** START OF Listing **
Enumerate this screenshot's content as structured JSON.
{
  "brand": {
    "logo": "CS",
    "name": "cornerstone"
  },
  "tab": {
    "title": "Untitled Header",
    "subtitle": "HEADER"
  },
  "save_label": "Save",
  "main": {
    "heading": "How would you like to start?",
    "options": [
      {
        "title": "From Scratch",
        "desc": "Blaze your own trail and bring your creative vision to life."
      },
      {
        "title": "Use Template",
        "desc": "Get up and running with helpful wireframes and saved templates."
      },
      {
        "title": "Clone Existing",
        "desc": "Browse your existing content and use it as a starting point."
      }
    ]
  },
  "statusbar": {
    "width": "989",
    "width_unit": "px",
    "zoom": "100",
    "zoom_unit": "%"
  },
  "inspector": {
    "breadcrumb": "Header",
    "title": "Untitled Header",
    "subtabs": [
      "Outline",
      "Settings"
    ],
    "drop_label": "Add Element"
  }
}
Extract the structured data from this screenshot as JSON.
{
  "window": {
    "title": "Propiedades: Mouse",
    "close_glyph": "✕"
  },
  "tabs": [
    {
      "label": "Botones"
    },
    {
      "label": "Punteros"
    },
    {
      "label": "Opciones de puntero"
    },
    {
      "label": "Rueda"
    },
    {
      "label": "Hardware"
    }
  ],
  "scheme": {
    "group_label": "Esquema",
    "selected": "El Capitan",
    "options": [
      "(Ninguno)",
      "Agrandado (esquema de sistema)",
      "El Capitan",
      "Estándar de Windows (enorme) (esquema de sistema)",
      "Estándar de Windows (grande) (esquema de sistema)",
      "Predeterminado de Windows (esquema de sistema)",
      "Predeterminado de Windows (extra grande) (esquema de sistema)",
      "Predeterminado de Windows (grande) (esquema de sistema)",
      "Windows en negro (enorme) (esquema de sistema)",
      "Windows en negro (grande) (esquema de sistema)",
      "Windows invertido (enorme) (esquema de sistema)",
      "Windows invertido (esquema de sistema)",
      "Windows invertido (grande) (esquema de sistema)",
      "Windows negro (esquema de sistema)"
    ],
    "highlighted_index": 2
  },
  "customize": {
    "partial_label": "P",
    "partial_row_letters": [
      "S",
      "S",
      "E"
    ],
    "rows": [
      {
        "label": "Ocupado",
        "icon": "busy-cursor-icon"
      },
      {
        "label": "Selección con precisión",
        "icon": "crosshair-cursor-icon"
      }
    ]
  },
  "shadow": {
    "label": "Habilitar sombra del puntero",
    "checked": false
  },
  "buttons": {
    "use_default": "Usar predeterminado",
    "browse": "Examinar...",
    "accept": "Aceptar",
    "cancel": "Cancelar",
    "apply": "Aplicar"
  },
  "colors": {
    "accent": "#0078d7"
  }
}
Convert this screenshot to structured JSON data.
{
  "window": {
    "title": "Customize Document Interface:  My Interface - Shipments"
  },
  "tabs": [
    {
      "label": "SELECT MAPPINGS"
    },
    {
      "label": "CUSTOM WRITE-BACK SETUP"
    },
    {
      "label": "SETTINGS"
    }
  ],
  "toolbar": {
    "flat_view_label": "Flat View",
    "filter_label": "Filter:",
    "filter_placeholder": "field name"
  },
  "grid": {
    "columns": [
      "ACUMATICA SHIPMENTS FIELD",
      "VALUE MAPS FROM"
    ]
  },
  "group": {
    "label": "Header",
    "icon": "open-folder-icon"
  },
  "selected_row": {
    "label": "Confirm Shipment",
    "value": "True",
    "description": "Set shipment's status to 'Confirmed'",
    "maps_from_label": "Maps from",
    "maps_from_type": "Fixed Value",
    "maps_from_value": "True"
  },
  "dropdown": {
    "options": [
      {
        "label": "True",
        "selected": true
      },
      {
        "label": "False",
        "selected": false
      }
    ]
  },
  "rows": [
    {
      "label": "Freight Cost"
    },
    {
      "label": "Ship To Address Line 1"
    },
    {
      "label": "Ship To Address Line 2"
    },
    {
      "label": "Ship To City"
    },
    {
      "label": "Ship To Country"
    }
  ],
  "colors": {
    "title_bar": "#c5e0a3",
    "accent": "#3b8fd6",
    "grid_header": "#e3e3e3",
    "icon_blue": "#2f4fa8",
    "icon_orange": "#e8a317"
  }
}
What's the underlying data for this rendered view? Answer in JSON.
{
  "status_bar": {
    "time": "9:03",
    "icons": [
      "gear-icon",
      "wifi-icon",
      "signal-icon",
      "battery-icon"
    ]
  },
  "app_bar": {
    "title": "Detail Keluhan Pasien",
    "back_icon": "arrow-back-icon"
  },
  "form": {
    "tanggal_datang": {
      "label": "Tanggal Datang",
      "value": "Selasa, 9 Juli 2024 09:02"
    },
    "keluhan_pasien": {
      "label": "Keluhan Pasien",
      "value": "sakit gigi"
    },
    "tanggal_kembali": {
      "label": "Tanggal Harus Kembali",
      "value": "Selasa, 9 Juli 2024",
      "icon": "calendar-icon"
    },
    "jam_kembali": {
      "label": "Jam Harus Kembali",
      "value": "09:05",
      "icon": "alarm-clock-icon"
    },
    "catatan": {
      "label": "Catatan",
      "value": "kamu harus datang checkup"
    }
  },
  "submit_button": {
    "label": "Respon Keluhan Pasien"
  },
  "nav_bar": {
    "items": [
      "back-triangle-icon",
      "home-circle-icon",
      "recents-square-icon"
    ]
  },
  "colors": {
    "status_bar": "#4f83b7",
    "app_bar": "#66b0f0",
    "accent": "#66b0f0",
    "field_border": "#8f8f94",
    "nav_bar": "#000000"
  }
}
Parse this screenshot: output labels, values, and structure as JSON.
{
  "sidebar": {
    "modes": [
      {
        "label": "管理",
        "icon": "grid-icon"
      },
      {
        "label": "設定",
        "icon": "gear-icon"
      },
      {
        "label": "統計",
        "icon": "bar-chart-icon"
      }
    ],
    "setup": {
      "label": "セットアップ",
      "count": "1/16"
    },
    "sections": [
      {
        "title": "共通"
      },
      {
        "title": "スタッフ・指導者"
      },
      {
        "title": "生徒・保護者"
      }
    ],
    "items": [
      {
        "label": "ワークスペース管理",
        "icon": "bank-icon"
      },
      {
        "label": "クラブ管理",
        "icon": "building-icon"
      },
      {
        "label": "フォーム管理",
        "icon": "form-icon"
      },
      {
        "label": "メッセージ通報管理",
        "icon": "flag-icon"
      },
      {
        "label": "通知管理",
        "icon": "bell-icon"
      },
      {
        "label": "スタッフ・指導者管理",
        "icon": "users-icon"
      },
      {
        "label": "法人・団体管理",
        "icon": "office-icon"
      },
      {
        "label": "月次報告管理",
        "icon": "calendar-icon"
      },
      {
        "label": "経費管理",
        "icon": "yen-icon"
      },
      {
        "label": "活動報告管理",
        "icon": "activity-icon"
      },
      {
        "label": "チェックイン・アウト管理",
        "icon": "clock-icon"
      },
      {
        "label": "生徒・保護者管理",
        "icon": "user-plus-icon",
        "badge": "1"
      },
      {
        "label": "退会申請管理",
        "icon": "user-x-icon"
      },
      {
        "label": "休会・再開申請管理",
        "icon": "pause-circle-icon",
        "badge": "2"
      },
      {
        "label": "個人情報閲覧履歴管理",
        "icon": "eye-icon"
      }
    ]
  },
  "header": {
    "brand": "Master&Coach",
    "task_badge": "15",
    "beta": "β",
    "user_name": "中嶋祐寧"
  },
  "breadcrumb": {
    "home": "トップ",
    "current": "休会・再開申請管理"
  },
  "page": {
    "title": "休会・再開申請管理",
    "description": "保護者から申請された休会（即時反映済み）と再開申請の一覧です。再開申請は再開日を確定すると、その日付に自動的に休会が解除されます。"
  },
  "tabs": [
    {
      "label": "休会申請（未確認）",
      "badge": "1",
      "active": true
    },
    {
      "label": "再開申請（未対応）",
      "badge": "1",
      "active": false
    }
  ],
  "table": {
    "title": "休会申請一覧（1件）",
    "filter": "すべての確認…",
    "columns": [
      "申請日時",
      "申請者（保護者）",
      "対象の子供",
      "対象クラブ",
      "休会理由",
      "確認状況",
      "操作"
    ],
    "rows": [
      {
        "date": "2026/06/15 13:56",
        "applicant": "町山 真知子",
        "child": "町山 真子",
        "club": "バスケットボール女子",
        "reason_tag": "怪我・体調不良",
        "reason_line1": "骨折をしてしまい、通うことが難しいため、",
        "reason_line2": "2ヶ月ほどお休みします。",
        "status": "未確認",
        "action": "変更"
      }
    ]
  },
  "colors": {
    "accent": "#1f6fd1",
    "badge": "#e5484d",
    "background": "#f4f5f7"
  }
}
** END OF Listing **
Task directions
Every line holding "Juli" should be copied out.

Written solution
      "value": "Selasa, 9 Juli 2024 09:02"
      "value": "Selasa, 9 Juli 2024",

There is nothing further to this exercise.